Dataset excerpt
____________________
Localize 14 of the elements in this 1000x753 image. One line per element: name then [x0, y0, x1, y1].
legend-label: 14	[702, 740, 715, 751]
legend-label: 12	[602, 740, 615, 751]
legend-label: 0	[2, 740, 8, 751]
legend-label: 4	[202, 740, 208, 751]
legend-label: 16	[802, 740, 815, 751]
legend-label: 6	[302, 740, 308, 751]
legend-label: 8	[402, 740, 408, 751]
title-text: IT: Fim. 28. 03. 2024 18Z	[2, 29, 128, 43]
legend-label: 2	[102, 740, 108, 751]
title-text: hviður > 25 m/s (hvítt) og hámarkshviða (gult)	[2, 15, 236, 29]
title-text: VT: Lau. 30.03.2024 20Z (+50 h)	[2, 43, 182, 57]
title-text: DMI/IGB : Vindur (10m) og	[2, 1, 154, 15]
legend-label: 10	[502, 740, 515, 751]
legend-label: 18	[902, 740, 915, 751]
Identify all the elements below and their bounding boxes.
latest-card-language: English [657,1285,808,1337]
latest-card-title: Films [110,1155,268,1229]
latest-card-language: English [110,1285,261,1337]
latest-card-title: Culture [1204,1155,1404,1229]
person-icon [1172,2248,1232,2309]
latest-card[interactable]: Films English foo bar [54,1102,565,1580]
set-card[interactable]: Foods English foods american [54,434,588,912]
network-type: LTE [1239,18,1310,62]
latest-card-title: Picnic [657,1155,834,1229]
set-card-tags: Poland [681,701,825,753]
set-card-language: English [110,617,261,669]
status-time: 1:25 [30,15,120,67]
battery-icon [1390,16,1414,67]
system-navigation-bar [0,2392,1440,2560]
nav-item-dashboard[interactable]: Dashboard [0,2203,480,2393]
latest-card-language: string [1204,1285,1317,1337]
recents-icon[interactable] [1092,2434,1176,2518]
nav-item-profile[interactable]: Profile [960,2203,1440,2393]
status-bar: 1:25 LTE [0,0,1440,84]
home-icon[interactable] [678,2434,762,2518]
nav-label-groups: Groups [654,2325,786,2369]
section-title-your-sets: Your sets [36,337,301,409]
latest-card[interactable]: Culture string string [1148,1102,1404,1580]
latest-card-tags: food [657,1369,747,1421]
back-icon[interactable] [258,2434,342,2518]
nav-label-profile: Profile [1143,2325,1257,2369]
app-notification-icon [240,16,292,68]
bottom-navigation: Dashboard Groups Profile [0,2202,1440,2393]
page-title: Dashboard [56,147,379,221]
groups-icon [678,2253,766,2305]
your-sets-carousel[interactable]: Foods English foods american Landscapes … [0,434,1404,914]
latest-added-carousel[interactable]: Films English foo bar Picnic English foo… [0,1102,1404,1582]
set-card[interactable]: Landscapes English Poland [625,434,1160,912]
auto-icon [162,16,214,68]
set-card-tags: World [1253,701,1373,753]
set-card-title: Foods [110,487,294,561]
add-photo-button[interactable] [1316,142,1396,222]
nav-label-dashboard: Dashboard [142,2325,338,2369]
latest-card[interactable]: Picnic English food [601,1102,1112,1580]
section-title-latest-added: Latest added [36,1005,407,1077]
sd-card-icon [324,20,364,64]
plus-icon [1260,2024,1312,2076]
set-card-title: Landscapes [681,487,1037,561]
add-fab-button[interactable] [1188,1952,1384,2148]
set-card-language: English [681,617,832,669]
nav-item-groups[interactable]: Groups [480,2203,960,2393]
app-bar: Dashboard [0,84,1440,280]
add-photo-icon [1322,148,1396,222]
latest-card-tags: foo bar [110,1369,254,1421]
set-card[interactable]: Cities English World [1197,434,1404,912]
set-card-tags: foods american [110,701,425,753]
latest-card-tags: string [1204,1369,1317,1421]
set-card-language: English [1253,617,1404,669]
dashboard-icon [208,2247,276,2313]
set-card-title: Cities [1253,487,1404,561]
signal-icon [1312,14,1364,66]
____________________
WORK TO BE COMPLETED — Can you update the lines from the start of the records through the line containing "740, 408, 751]", inclusive, so that "legend-label" becomes "scale-label" and nothing else changes? Give only those lines.

ANSWER —
Localize 14 of the elements in this 1000x753 image. One line per element: name then [x0, y0, x1, y1].
scale-label: 14	[702, 740, 715, 751]
scale-label: 12	[602, 740, 615, 751]
scale-label: 0	[2, 740, 8, 751]
scale-label: 4	[202, 740, 208, 751]
scale-label: 16	[802, 740, 815, 751]
scale-label: 6	[302, 740, 308, 751]
scale-label: 8	[402, 740, 408, 751]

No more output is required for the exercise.